EXERCISE GOAL - Reproduce each line bearing the word "node".

PROVIDED RECORDS -
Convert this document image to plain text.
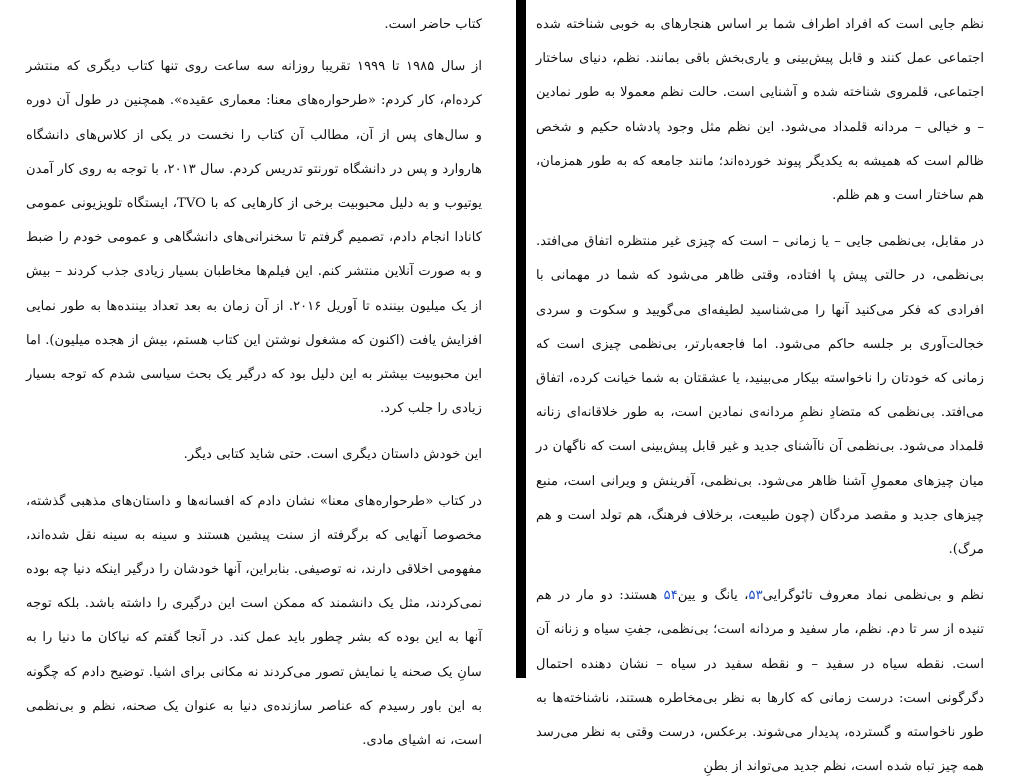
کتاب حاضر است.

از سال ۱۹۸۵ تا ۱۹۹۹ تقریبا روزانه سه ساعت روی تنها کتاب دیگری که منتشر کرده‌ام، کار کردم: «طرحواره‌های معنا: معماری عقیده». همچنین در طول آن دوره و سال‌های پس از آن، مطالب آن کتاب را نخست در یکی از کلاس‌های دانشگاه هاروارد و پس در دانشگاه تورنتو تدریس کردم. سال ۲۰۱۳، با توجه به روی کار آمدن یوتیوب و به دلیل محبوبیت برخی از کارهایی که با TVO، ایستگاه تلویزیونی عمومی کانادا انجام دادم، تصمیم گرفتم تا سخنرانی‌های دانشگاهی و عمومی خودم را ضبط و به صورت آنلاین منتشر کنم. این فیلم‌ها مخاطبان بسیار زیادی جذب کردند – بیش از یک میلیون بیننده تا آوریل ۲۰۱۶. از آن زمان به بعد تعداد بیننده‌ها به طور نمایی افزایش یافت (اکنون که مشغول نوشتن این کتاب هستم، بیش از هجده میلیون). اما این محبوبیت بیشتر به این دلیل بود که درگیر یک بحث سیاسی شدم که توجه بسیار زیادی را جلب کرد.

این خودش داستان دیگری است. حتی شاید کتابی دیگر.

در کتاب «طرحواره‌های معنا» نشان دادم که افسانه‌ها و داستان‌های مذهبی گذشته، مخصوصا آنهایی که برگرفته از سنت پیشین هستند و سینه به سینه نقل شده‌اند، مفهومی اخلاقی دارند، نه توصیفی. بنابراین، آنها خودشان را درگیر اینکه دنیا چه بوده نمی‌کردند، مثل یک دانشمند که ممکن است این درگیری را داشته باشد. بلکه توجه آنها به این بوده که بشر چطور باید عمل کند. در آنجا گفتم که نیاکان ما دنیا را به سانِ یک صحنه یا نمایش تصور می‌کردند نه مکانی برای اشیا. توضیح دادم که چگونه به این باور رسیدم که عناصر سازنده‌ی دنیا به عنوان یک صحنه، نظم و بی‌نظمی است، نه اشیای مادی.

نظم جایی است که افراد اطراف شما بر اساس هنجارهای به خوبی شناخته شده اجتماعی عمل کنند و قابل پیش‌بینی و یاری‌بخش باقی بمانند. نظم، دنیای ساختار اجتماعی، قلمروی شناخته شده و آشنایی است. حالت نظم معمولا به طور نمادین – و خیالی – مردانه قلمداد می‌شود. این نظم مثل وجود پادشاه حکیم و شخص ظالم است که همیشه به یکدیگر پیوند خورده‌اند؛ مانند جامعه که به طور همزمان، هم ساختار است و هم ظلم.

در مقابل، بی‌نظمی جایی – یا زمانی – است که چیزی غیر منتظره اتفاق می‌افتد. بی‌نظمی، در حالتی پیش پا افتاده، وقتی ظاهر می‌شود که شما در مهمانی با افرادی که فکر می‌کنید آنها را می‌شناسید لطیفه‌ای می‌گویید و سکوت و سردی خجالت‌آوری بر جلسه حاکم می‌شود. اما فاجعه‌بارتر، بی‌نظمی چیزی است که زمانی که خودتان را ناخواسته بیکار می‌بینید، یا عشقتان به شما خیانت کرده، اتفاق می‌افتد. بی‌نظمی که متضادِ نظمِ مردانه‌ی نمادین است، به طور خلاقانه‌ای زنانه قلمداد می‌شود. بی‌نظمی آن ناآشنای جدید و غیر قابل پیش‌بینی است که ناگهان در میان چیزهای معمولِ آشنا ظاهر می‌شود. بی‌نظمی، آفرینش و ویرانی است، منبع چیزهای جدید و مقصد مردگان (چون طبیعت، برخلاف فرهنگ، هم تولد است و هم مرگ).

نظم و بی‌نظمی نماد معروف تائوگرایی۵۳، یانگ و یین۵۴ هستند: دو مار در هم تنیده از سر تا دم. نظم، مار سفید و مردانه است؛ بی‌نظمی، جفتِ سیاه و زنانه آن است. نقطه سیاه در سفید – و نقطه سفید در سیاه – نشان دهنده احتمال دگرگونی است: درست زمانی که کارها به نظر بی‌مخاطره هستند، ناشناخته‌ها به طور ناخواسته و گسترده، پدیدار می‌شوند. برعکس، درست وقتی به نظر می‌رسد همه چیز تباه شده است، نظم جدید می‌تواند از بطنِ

* * *

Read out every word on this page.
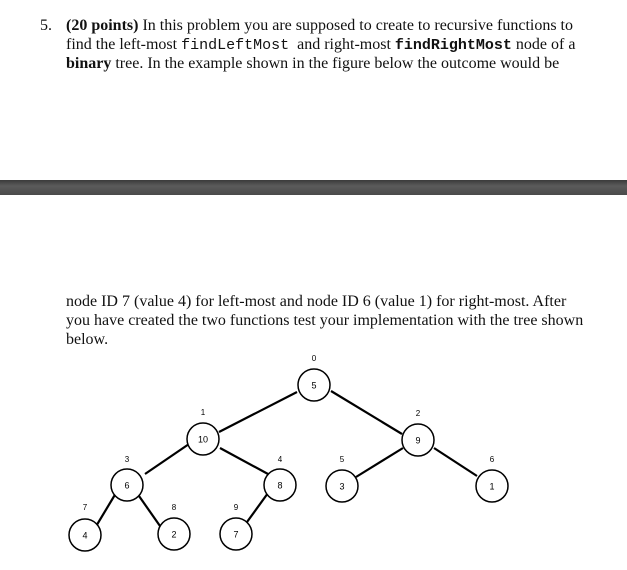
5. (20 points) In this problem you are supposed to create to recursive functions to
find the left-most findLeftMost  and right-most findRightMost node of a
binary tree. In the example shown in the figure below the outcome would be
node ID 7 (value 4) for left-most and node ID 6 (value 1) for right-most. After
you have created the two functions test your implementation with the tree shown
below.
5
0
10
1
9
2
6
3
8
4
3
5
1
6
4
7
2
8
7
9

--

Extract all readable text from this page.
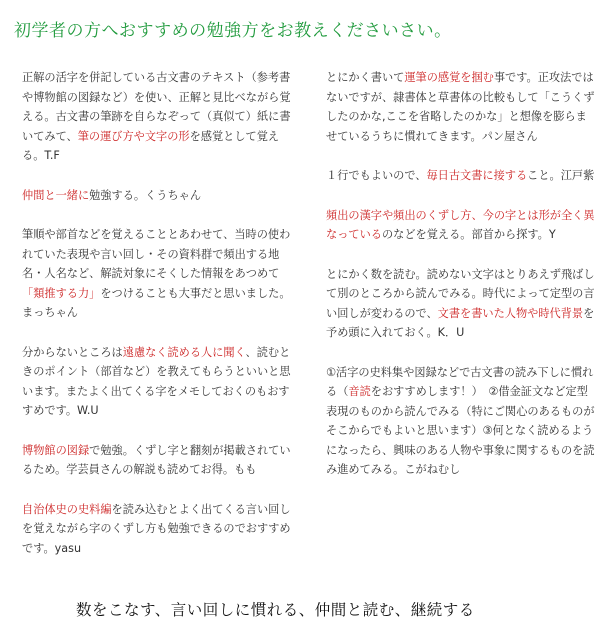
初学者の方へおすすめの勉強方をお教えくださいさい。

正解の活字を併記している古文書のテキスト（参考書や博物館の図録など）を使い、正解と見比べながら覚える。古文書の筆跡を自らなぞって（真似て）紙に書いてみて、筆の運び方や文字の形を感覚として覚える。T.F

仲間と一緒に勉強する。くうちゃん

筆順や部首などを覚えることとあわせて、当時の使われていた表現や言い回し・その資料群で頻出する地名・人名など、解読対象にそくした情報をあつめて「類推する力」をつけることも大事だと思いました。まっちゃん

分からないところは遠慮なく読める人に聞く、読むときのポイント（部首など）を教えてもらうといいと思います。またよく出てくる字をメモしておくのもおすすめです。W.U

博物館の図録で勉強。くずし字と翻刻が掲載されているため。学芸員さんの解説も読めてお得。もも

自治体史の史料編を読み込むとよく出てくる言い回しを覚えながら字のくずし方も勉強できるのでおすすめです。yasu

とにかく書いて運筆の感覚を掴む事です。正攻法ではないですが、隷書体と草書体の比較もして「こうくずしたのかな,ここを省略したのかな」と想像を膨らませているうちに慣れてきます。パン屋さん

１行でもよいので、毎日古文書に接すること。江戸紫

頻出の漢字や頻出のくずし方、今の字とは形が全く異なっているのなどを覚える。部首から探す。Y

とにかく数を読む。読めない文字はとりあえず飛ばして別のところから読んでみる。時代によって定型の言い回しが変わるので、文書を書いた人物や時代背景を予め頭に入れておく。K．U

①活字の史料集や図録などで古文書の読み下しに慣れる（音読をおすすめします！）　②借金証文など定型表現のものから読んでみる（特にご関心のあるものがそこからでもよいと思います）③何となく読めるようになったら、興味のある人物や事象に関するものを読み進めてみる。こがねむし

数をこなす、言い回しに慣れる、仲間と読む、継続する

ANSWER -
find the left-most findLeftMost  and right-most findRightMost node of a
node ID 7 (value 4) for left-most and node ID 6 (value 1) for right-most. After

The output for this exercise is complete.